Records shown →

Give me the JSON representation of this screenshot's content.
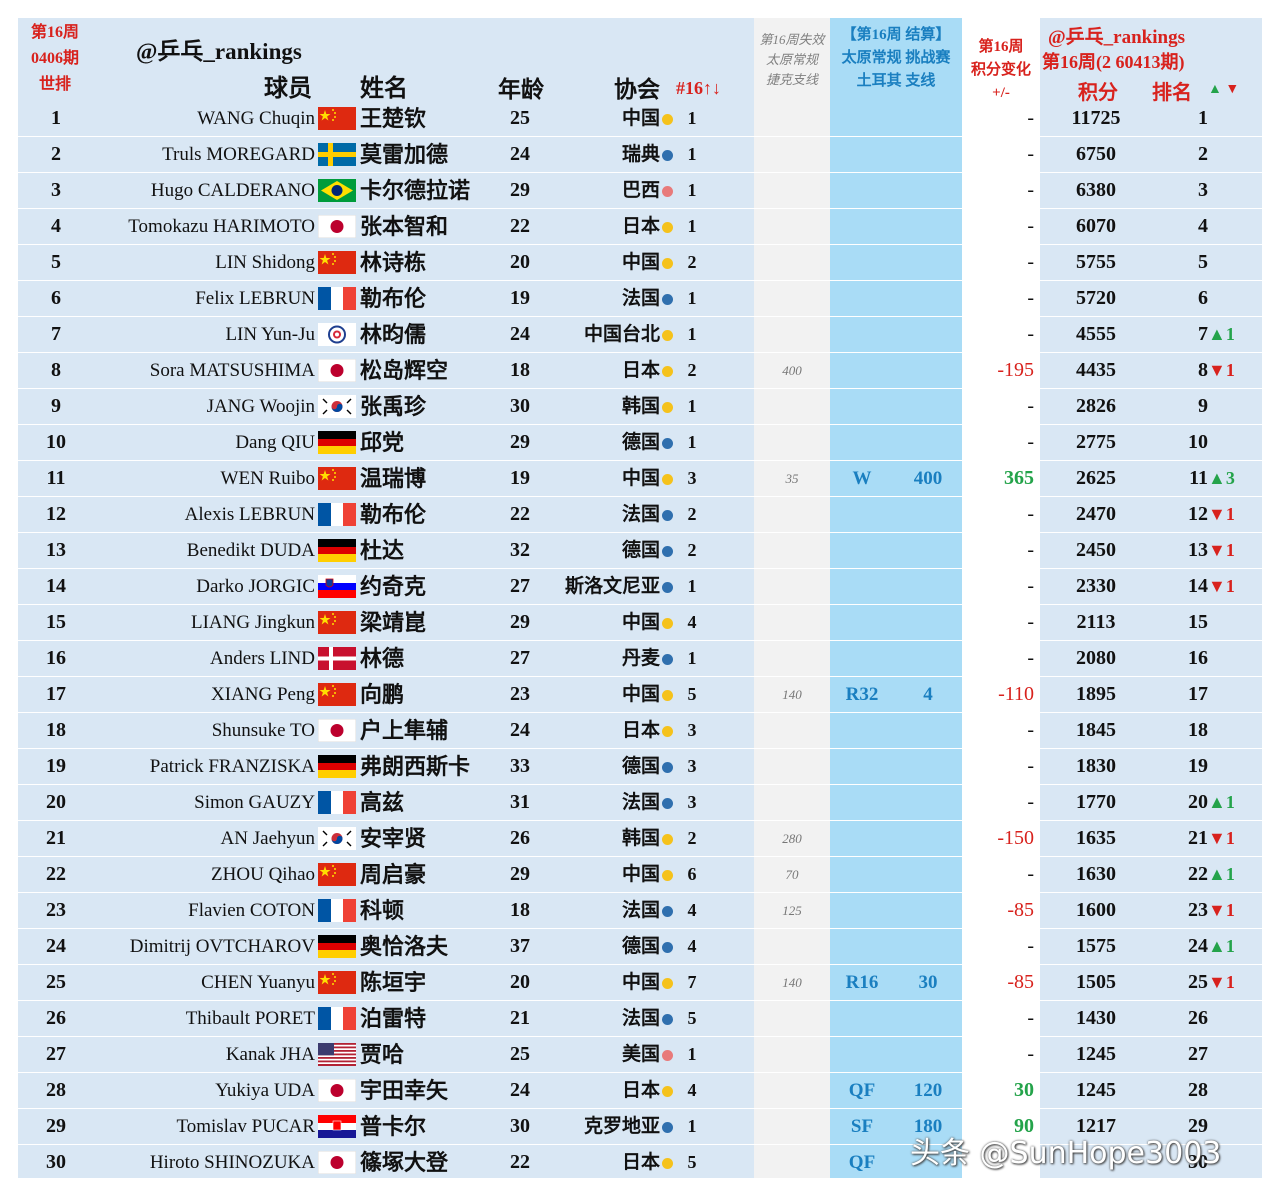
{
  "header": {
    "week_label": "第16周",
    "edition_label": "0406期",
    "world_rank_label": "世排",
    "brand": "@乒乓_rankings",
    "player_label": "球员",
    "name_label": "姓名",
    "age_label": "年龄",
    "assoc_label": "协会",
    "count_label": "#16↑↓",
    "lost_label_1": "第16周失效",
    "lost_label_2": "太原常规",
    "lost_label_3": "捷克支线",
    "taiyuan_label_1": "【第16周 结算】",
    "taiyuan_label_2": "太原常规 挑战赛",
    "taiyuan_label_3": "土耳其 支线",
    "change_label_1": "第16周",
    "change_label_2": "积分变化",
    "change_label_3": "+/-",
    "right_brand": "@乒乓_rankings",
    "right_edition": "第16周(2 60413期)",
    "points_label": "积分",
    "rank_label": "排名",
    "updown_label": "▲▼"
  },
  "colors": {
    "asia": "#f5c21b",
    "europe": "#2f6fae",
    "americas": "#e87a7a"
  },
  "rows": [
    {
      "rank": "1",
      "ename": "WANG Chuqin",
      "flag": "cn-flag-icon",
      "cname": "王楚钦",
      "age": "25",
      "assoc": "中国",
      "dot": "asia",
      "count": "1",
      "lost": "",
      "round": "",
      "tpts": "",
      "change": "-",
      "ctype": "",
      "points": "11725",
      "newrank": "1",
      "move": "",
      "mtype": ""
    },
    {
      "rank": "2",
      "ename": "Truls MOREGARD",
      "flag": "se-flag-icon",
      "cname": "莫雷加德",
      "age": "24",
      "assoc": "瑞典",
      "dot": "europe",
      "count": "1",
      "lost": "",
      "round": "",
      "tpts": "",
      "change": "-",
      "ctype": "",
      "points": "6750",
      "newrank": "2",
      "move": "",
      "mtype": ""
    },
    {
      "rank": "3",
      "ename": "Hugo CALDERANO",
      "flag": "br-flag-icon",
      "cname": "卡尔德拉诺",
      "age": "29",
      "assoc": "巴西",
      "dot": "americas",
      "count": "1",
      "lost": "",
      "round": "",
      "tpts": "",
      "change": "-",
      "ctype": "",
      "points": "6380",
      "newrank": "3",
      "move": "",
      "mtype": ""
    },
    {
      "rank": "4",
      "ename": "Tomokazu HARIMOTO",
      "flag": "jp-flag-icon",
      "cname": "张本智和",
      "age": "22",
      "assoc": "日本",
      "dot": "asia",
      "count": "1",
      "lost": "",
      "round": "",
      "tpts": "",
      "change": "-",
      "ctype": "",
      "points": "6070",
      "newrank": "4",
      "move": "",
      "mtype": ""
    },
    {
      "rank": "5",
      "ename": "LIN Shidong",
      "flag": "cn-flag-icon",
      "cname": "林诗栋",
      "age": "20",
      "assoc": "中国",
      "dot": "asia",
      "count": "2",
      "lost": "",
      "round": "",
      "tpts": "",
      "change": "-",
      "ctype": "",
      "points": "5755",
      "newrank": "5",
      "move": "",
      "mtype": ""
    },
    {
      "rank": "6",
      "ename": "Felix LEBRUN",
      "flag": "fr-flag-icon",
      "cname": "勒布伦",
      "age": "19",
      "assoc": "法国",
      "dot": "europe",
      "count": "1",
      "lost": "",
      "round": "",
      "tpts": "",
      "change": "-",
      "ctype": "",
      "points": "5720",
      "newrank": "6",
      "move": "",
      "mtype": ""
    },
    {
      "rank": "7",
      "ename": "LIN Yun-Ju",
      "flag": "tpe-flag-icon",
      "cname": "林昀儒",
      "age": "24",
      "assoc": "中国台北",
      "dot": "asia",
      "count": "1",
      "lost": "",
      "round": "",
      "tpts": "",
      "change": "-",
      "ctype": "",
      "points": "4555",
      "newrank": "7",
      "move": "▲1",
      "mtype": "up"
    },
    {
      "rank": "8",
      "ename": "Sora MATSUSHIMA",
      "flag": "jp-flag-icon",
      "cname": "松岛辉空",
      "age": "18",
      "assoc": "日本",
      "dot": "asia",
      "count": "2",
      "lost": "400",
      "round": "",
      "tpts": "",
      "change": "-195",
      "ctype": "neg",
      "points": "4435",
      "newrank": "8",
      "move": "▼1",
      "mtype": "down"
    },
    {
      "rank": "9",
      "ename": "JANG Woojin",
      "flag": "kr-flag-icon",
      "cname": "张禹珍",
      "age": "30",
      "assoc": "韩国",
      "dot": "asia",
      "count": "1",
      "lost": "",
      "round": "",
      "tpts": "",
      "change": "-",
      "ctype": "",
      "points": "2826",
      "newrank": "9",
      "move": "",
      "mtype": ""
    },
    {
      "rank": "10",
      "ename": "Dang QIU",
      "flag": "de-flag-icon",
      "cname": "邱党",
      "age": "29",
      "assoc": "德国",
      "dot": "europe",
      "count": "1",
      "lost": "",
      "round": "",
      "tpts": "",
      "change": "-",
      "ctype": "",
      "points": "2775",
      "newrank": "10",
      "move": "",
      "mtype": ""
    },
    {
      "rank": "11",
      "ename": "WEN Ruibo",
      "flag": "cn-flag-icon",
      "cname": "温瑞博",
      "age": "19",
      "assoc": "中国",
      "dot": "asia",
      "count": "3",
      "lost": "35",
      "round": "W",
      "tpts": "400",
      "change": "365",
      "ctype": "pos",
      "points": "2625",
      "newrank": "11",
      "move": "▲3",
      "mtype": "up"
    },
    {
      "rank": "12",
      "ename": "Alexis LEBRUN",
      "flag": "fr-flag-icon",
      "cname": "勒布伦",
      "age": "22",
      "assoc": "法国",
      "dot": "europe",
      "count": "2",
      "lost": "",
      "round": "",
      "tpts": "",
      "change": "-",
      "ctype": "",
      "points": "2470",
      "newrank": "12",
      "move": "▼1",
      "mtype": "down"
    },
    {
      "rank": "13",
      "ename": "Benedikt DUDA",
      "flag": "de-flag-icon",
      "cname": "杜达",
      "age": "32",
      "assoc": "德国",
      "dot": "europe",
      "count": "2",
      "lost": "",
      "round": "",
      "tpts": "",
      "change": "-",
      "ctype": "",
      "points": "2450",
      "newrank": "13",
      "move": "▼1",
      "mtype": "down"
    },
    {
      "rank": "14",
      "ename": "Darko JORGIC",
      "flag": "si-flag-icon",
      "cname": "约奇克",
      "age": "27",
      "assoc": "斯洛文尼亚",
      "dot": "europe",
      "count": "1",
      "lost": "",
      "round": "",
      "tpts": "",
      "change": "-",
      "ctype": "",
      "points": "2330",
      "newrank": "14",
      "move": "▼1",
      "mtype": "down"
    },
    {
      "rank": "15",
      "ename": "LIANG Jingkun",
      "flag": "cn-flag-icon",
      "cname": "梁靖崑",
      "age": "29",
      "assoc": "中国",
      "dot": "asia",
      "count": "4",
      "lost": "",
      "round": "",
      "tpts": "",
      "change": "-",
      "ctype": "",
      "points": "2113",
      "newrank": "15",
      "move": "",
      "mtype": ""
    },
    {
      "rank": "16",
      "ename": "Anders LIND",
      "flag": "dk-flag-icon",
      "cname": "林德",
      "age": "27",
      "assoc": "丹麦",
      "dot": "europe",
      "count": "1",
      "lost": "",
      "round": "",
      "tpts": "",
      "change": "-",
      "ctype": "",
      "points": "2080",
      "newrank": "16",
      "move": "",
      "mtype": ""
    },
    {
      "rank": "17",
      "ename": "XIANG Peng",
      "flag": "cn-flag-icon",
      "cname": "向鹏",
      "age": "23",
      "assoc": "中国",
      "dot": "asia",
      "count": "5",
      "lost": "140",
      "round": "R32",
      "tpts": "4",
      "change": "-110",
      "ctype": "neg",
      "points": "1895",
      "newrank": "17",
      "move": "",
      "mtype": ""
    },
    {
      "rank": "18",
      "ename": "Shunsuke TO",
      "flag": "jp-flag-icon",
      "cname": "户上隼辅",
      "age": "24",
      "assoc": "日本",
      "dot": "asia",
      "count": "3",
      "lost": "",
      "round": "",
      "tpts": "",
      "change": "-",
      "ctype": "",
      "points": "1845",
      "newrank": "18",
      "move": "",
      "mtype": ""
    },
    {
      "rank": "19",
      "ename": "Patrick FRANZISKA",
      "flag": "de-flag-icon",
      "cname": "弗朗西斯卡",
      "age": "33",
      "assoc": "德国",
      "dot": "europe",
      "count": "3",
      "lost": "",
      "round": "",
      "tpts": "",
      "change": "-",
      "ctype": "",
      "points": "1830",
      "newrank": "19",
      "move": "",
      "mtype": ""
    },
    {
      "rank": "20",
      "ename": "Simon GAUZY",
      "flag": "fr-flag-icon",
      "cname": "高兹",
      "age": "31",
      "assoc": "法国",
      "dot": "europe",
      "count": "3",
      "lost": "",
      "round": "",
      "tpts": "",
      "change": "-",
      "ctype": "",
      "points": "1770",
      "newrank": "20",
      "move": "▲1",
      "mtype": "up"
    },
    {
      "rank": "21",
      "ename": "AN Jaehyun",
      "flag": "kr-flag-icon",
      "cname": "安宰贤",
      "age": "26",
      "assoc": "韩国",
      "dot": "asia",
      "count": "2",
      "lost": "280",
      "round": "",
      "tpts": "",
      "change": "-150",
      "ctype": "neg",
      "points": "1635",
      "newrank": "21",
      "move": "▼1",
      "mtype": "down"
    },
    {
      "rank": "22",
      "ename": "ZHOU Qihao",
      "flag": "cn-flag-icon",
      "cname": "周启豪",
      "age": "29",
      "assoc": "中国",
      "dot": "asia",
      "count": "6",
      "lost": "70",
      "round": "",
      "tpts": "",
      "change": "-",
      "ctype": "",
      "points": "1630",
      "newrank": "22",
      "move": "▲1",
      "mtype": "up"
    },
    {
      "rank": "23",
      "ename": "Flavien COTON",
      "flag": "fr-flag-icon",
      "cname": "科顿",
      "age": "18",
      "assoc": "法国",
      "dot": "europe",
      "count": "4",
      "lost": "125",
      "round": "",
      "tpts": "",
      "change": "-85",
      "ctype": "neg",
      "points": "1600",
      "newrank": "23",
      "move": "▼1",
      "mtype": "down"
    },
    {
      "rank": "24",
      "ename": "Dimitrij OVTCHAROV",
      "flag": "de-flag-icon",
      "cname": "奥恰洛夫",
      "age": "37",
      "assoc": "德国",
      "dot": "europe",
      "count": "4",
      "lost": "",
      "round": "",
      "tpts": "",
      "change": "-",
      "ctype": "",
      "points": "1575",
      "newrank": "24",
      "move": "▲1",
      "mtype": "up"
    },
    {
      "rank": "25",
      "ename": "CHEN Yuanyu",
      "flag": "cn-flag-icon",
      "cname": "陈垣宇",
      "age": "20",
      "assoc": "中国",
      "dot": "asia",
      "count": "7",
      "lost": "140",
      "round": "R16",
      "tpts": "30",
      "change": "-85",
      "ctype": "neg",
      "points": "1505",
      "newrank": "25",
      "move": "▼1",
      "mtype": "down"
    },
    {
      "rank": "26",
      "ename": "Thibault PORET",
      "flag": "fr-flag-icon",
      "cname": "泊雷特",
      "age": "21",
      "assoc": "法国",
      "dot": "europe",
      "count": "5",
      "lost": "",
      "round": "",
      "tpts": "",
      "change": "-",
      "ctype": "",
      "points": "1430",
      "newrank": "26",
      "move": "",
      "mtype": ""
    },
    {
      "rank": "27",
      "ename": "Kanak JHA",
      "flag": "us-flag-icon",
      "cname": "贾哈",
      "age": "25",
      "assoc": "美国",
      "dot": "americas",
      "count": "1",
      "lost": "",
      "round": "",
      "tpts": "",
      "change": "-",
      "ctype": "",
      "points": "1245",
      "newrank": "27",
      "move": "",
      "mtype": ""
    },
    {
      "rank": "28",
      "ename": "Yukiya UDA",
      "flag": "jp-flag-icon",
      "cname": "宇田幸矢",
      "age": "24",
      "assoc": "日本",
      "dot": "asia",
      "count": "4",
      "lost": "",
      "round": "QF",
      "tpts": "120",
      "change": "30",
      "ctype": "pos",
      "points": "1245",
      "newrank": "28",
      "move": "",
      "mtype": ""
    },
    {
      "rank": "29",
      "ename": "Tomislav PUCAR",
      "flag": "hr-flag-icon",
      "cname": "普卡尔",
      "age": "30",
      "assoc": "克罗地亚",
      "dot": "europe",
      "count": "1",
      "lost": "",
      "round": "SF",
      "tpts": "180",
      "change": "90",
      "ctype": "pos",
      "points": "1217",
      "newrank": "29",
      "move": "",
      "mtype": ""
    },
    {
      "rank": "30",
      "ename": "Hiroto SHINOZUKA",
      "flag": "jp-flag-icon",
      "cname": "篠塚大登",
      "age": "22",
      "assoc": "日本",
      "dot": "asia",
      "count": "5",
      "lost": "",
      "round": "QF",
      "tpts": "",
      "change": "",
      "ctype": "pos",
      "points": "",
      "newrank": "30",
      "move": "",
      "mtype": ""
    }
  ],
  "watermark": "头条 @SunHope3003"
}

Task to complete → Check every line of the data above for the string "太原常规", and copy those that have it.

Result →
    "lost_label_2": "太原常规",
    "taiyuan_label_2": "太原常规 挑战赛",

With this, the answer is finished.